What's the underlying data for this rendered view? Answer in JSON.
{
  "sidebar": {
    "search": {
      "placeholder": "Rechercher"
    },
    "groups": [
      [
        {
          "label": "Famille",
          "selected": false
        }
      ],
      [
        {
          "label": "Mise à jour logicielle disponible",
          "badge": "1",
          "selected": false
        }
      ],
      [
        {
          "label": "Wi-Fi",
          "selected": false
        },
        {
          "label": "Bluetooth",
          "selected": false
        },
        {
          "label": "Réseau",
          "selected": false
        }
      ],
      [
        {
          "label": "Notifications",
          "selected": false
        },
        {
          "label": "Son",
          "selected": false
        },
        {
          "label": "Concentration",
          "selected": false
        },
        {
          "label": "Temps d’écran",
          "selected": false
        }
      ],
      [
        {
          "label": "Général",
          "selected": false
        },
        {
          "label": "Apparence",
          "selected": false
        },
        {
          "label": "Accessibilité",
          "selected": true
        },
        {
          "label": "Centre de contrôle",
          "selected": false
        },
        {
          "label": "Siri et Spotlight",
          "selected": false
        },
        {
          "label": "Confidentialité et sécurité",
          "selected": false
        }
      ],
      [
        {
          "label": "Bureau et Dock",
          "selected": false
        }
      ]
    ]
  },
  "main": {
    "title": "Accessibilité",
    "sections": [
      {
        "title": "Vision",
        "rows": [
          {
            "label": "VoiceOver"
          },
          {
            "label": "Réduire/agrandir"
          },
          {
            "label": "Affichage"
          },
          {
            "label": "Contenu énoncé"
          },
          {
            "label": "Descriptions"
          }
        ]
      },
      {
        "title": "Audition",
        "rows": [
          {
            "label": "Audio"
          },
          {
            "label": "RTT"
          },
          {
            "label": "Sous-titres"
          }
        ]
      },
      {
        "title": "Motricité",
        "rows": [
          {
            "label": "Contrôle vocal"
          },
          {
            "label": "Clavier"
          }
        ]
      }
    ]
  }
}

------------------------------------------------------------------------

List every line above that holds the word "Accessibilité".

EXERCISE SOLUTION:
          "label": "Accessibilité",
    "title": "Accessibilité",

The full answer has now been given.